-- Problem description --
Gather each line in the entries that includes the string "populations".
★ ★ ★
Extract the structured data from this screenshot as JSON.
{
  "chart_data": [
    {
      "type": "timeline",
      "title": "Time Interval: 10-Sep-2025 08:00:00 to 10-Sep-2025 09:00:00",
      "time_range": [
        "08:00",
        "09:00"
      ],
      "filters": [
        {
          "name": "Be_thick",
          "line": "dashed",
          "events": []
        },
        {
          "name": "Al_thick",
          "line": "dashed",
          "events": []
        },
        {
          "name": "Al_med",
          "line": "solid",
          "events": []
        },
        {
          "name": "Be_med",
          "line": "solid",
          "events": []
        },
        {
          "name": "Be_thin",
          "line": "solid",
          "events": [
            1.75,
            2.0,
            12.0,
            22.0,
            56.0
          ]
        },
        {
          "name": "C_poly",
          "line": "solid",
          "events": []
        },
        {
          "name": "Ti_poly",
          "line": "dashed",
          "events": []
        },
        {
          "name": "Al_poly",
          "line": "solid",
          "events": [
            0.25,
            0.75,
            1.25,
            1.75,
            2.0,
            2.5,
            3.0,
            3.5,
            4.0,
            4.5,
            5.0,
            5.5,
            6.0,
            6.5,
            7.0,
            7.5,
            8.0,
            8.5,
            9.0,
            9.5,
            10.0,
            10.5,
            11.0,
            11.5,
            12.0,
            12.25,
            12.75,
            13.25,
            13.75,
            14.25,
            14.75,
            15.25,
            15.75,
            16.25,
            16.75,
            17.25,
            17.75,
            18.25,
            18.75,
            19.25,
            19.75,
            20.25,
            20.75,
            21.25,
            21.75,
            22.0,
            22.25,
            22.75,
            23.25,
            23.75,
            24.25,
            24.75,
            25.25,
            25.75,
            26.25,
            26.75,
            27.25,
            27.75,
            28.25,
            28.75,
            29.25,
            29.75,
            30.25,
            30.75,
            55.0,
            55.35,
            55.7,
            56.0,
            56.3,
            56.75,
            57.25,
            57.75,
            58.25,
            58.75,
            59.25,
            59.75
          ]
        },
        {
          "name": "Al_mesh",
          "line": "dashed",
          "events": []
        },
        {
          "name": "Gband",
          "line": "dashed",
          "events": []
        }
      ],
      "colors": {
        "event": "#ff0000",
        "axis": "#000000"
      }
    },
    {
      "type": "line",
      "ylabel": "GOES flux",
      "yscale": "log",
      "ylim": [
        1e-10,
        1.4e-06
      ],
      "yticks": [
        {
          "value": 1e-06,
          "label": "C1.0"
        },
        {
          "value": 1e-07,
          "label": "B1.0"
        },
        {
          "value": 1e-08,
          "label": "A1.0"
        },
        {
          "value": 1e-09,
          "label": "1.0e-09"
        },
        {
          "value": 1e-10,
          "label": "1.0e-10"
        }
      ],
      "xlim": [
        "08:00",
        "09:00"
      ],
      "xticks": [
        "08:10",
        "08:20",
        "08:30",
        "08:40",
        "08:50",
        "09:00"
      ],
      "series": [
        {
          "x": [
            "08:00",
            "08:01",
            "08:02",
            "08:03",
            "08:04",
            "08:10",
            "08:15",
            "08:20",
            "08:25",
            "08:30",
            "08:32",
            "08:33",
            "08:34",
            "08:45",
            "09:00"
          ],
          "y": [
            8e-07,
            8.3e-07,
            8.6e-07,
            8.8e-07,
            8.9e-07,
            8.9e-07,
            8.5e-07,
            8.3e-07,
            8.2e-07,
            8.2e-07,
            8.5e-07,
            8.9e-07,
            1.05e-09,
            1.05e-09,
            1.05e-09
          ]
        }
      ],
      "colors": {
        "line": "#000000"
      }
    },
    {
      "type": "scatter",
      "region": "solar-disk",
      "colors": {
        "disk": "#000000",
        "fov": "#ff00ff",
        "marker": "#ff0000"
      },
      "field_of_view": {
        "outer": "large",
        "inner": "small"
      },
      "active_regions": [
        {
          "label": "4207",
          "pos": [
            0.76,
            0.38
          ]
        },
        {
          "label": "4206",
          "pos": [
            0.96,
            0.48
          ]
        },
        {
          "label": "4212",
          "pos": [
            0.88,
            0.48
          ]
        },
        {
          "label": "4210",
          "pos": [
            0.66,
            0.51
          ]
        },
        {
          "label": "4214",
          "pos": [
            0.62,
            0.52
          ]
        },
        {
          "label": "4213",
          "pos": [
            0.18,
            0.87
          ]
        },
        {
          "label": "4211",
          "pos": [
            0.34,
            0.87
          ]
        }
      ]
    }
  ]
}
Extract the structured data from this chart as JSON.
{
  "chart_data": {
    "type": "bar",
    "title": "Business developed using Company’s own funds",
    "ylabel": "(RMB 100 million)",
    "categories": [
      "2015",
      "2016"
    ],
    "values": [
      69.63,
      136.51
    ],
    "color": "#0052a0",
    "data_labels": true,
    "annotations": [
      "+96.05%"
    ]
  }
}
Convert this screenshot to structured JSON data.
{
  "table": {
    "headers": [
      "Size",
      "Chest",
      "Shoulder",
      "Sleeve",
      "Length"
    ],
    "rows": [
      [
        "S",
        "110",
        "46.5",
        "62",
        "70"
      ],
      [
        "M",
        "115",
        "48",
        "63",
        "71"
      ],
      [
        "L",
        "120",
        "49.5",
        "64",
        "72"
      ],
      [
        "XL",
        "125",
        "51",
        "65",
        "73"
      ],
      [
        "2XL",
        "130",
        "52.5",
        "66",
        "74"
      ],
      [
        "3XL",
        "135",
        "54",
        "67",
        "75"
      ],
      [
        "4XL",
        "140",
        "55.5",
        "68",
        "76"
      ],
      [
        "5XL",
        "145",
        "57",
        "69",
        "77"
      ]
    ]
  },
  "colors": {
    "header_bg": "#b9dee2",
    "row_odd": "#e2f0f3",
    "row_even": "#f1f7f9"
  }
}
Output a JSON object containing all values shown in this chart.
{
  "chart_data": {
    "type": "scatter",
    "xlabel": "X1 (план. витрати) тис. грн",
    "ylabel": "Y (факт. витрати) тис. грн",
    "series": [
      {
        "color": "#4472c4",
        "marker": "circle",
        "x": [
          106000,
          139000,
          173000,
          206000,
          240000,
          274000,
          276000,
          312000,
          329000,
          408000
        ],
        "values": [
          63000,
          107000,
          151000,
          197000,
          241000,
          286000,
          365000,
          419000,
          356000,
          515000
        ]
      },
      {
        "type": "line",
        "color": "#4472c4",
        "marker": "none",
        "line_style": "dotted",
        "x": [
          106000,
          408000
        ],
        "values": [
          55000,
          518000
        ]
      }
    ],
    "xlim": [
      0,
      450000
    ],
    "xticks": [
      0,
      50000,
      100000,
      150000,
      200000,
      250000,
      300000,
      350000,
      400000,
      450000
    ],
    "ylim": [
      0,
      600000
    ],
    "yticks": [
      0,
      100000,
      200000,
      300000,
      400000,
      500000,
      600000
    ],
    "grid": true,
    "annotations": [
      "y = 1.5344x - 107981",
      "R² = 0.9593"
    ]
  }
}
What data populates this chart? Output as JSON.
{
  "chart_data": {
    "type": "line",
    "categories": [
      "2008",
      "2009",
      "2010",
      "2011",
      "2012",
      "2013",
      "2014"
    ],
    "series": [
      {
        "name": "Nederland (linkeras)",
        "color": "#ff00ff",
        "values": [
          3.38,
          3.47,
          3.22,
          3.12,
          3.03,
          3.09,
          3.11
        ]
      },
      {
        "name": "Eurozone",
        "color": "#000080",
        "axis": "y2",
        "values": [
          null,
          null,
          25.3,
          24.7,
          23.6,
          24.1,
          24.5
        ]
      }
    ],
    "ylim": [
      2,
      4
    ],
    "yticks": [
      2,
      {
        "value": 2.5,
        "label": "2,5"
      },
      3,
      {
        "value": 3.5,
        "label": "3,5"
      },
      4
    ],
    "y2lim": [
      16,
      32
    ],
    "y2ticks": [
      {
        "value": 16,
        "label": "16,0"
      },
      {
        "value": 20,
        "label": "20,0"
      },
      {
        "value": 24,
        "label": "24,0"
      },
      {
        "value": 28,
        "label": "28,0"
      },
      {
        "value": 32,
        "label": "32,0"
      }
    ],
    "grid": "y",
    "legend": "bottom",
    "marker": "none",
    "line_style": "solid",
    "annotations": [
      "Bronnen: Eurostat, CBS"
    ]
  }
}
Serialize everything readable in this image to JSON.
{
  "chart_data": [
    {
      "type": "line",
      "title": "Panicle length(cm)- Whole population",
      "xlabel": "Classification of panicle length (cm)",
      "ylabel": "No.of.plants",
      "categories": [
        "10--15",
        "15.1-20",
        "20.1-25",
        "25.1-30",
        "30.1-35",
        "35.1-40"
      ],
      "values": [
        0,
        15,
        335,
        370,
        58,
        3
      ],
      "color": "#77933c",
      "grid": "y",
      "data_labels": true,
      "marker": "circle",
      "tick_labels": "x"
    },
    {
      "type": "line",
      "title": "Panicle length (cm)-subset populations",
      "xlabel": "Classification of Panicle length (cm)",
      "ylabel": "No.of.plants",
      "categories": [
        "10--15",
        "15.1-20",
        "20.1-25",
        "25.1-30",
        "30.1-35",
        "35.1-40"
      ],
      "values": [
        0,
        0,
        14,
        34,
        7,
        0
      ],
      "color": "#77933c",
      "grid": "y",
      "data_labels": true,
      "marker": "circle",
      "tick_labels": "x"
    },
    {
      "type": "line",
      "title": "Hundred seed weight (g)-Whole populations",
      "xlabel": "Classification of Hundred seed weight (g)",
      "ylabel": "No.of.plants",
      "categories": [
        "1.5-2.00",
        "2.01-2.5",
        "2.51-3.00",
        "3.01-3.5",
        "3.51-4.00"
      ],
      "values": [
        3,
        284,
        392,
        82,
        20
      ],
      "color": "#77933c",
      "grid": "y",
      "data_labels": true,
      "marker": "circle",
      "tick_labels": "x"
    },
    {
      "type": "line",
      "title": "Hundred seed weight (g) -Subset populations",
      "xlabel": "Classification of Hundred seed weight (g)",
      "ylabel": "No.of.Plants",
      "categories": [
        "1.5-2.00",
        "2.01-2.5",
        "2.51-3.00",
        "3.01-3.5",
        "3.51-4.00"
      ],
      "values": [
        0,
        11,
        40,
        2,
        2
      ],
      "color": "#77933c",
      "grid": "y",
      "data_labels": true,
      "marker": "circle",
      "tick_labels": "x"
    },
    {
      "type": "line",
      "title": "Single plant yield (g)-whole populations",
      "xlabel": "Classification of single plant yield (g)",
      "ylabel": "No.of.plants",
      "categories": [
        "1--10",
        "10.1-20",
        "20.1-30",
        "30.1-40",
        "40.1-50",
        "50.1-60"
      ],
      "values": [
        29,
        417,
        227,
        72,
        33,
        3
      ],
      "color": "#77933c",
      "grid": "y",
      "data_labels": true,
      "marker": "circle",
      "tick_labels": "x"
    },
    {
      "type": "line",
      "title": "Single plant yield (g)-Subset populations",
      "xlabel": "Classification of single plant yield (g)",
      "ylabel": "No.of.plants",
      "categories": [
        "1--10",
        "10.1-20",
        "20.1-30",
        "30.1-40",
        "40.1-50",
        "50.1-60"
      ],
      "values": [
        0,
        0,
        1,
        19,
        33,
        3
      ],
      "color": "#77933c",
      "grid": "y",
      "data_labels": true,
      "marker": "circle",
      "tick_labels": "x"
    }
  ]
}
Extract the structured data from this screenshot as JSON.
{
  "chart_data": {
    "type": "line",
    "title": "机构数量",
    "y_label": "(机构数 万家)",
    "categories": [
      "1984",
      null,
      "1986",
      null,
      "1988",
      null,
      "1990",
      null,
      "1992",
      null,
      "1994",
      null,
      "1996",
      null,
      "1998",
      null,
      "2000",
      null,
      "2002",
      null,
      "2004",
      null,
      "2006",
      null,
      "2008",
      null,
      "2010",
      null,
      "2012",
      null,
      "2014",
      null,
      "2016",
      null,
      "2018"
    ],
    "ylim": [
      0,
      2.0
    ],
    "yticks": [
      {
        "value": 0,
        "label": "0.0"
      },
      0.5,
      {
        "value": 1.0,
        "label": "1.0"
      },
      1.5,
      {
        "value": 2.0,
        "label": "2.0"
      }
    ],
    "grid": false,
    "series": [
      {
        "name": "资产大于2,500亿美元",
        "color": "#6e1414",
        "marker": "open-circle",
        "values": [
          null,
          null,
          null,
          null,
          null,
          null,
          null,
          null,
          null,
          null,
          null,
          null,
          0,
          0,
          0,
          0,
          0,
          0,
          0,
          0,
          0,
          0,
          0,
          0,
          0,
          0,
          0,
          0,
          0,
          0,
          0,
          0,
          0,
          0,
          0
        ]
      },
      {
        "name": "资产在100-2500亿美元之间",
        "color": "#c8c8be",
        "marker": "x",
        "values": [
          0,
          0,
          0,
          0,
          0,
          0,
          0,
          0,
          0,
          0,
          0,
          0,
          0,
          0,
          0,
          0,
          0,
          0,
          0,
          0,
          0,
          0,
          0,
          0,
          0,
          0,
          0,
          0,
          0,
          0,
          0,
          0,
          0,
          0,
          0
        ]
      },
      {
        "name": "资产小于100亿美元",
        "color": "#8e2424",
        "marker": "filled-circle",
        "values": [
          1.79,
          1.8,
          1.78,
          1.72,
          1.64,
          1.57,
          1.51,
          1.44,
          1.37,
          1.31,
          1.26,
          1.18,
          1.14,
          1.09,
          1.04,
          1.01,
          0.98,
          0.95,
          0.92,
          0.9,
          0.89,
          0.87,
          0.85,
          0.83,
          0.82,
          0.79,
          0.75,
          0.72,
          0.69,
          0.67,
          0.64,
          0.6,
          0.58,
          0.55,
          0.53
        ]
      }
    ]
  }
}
★ ★ ★
-- Answer below --
      "title": "Panicle length (cm)-subset populations",
      "title": "Hundred seed weight (g)-Whole populations",
      "title": "Hundred seed weight (g) -Subset populations",
      "title": "Single plant yield (g)-whole populations",
      "title": "Single plant yield (g)-Subset populations",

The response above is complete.